**RECORDED DATA:**
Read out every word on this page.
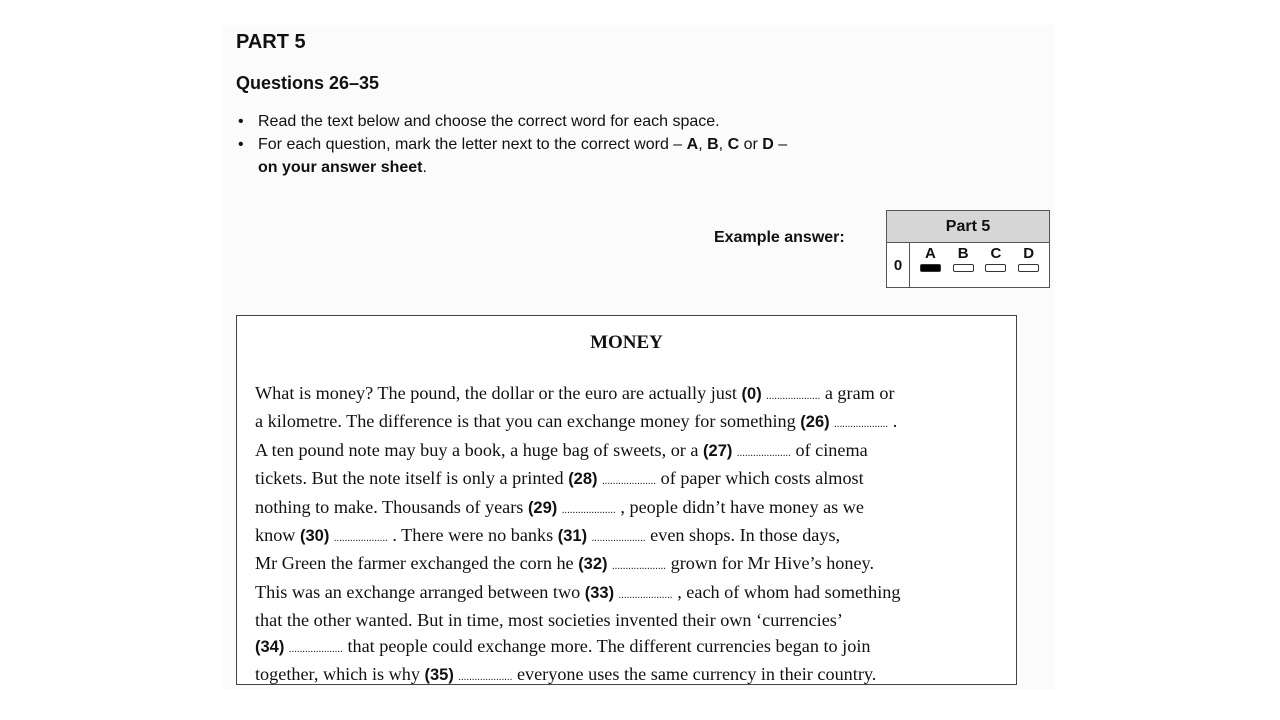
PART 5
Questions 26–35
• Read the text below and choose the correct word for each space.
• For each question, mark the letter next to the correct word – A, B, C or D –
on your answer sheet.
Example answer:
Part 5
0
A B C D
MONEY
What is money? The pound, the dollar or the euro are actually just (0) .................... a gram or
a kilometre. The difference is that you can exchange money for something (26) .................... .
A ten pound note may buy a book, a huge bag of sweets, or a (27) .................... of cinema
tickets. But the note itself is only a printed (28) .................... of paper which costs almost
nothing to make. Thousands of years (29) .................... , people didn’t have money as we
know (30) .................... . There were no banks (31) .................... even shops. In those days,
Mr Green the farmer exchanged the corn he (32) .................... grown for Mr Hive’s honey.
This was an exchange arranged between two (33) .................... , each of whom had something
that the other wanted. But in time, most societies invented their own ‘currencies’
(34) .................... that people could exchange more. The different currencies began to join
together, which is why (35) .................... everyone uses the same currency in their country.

* * *

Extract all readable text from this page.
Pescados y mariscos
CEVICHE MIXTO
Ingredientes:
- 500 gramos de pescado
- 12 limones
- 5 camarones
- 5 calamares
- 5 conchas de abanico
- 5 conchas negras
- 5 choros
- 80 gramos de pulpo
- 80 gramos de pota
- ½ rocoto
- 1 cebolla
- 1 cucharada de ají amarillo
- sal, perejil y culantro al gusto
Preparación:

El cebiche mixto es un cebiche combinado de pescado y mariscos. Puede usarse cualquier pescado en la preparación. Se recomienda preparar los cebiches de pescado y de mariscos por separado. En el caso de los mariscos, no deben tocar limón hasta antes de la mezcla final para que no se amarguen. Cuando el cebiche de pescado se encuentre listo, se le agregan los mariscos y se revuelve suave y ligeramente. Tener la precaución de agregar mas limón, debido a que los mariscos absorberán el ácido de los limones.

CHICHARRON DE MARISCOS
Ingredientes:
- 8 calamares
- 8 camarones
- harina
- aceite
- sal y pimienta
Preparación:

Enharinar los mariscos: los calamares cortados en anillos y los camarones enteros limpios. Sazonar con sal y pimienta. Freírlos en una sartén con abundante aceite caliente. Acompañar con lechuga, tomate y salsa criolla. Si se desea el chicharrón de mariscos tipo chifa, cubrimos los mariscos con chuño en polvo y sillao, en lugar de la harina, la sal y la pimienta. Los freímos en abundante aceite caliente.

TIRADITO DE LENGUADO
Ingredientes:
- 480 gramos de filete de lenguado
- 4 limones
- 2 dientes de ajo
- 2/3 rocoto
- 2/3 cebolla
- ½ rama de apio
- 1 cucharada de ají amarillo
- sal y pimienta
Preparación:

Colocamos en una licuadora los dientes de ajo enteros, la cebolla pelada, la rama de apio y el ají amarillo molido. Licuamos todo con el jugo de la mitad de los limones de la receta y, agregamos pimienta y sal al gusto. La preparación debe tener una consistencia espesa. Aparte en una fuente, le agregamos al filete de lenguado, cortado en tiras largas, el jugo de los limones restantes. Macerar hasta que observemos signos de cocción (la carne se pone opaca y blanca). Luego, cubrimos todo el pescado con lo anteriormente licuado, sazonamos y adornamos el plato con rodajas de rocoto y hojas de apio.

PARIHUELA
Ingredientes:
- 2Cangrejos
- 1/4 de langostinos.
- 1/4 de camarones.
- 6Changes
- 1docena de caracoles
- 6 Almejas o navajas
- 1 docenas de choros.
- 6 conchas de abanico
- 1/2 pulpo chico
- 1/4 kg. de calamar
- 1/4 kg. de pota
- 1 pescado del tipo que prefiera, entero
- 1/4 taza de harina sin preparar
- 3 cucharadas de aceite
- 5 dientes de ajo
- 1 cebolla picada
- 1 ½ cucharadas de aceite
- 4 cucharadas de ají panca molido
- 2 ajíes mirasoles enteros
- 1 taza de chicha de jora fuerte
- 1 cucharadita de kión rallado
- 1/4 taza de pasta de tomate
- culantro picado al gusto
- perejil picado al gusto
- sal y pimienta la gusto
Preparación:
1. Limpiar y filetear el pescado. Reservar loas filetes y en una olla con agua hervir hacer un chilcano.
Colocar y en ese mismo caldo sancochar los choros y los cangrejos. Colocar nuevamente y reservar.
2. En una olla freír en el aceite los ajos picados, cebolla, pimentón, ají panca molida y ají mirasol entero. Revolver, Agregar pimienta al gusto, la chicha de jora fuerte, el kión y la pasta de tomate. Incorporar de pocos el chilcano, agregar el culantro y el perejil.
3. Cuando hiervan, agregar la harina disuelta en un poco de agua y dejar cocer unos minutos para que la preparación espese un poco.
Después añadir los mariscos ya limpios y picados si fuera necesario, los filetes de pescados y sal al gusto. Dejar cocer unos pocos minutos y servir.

**WHAT TO WORK ON:** Of all the lines above, how many contain the word "currencies"? Give the number and nothing else.

**REPLY TO THE EXERCISE:** 2